**REQUIRED WORK:**
Copy every line that contains the string "icon" from the entries below.

### PROVIDED RECORDS ###

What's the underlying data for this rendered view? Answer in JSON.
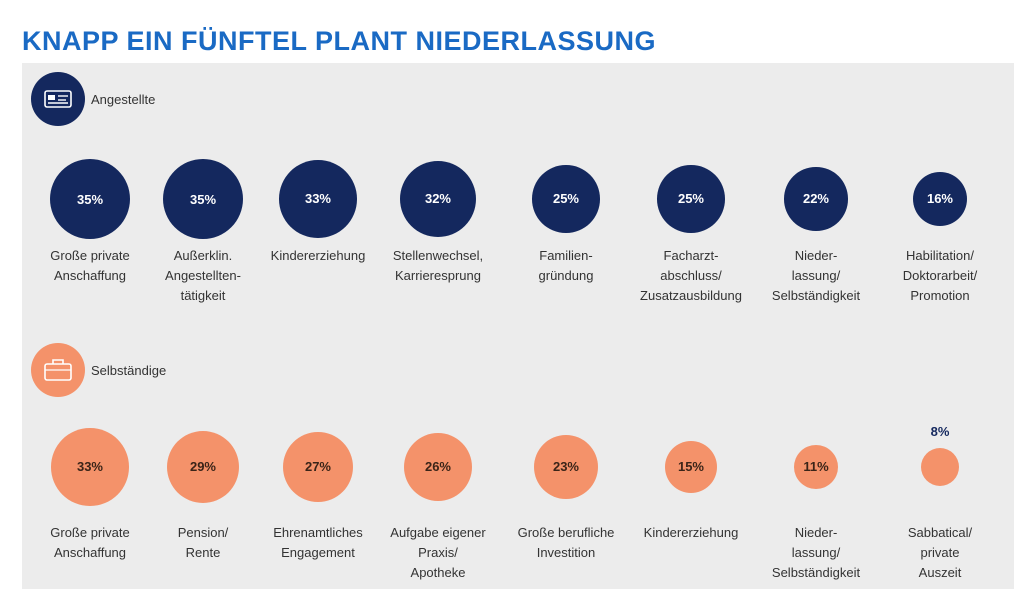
{
  "title": "KNAPP EIN FÜNFTEL PLANT NIEDERLASSUNG",
  "colors": {
    "title": "#1a6ac4",
    "navy": "#14285e",
    "orange": "#f4926a",
    "panel": "#ececec"
  },
  "groups": {
    "employed": {
      "label": "Angestellte",
      "icon": "employee-card-icon"
    },
    "selfemployed": {
      "label": "Selbständige",
      "icon": "briefcase-icon"
    }
  },
  "chart_data": [
    {
      "type": "bubble",
      "series": "Angestellte",
      "categories": [
        "Große private\nAnschaffung",
        "Außerklin.\nAngestellten-\ntätigkeit",
        "Kindererziehung",
        "Stellenwechsel,\nKarrieresprung",
        "Familien-\ngründung",
        "Facharzt-\nabschluss/\nZusatzausbildung",
        "Nieder-\nlassung/\nSelbständigkeit",
        "Habilitation/\nDoktorarbeit/\nPromotion"
      ],
      "values": [
        35,
        35,
        33,
        32,
        25,
        25,
        22,
        16
      ],
      "labels": [
        "35%",
        "35%",
        "33%",
        "32%",
        "25%",
        "25%",
        "22%",
        "16%"
      ]
    },
    {
      "type": "bubble",
      "series": "Selbständige",
      "categories": [
        "Große private\nAnschaffung",
        "Pension/\nRente",
        "Ehrenamtliches\nEngagement",
        "Aufgabe eigener\nPraxis/\nApotheke",
        "Große berufliche\nInvestition",
        "Kindererziehung",
        "Nieder-\nlassung/\nSelbständigkeit",
        "Sabbatical/\nprivate\nAuszeit"
      ],
      "values": [
        33,
        29,
        27,
        26,
        23,
        15,
        11,
        8
      ],
      "labels": [
        "33%",
        "29%",
        "27%",
        "26%",
        "23%",
        "15%",
        "11%",
        "8%"
      ]
    }
  ]
}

###

**ANSWER FOR THE TASK:**
      "icon": "employee-card-icon"
      "icon": "briefcase-icon"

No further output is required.